Entries from a dataset:
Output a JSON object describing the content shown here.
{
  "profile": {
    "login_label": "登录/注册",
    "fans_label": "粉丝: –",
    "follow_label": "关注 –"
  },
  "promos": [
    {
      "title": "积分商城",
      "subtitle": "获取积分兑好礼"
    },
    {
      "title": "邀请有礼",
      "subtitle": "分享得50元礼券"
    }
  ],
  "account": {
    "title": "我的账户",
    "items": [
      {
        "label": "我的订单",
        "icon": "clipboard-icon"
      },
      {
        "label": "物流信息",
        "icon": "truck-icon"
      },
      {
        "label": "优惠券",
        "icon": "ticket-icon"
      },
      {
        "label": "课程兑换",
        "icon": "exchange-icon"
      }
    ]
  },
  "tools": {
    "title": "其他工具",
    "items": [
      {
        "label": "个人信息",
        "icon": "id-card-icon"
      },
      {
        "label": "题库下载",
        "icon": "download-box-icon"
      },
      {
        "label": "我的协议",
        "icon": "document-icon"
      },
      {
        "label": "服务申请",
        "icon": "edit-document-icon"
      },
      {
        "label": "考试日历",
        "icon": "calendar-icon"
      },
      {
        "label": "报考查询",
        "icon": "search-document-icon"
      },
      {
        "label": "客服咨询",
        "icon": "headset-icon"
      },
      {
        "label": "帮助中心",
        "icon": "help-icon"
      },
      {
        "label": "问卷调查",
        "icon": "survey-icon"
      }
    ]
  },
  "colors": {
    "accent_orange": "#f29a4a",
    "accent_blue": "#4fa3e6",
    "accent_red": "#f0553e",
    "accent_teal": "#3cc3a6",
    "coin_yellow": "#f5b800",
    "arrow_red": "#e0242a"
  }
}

(Goal):
Write all of the records out again exactly.

(Task output):
Output a JSON object describing the content shown here.
{
  "profile": {
    "login_label": "登录/注册",
    "fans_label": "粉丝: –",
    "follow_label": "关注 –"
  },
  "promos": [
    {
      "title": "积分商城",
      "subtitle": "获取积分兑好礼"
    },
    {
      "title": "邀请有礼",
      "subtitle": "分享得50元礼券"
    }
  ],
  "account": {
    "title": "我的账户",
    "items": [
      {
        "label": "我的订单",
        "icon": "clipboard-icon"
      },
      {
        "label": "物流信息",
        "icon": "truck-icon"
      },
      {
        "label": "优惠券",
        "icon": "ticket-icon"
      },
      {
        "label": "课程兑换",
        "icon": "exchange-icon"
      }
    ]
  },
  "tools": {
    "title": "其他工具",
    "items": [
      {
        "label": "个人信息",
        "icon": "id-card-icon"
      },
      {
        "label": "题库下载",
        "icon": "download-box-icon"
      },
      {
        "label": "我的协议",
        "icon": "document-icon"
      },
      {
        "label": "服务申请",
        "icon": "edit-document-icon"
      },
      {
        "label": "考试日历",
        "icon": "calendar-icon"
      },
      {
        "label": "报考查询",
        "icon": "search-document-icon"
      },
      {
        "label": "客服咨询",
        "icon": "headset-icon"
      },
      {
        "label": "帮助中心",
        "icon": "help-icon"
      },
      {
        "label": "问卷调查",
        "icon": "survey-icon"
      }
    ]
  },
  "colors": {
    "accent_orange": "#f29a4a",
    "accent_blue": "#4fa3e6",
    "accent_red": "#f0553e",
    "accent_teal": "#3cc3a6",
    "coin_yellow": "#f5b800",
    "arrow_red": "#e0242a"
  }
}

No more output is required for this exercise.